* **WHAT TO WORK ON**: Tell how many lines in these records contain the string "JSON", with only the number as the reply.

** begin RECORDS SHOWN **

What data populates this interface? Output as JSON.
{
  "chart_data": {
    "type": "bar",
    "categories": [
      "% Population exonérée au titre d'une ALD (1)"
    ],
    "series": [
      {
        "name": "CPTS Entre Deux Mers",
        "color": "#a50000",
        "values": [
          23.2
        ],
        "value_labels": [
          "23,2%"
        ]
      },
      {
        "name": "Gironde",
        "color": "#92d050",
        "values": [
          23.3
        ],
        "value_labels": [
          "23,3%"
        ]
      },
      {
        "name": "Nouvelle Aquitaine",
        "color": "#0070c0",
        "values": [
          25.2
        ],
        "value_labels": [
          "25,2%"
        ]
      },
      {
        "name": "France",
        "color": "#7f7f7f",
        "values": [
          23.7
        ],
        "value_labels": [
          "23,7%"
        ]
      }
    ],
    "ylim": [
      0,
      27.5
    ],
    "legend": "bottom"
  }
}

** end RECORDS SHOWN **
** begin RECORDS SHOWN **

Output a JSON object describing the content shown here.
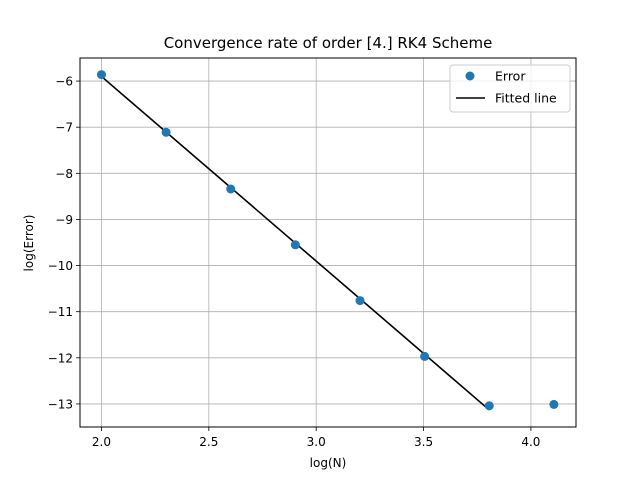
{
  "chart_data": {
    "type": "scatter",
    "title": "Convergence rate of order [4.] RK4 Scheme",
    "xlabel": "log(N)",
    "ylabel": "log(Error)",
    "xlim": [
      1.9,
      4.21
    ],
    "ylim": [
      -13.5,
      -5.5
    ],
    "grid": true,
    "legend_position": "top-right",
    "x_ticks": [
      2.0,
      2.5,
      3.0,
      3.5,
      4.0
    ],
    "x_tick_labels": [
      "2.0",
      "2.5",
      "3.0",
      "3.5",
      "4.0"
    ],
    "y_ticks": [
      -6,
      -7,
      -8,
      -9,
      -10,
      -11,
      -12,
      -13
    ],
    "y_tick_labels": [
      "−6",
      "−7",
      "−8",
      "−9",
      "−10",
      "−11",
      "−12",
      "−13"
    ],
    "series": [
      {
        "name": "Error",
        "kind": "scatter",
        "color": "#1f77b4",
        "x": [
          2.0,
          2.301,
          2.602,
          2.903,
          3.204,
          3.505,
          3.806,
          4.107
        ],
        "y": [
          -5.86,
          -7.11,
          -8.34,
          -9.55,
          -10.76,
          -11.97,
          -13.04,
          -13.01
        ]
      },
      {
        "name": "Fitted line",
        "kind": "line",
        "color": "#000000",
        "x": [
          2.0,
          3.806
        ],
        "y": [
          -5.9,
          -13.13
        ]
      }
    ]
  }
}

** end RECORDS SHOWN **

* **SOLUTION FOR THIS EXERCISE**: 2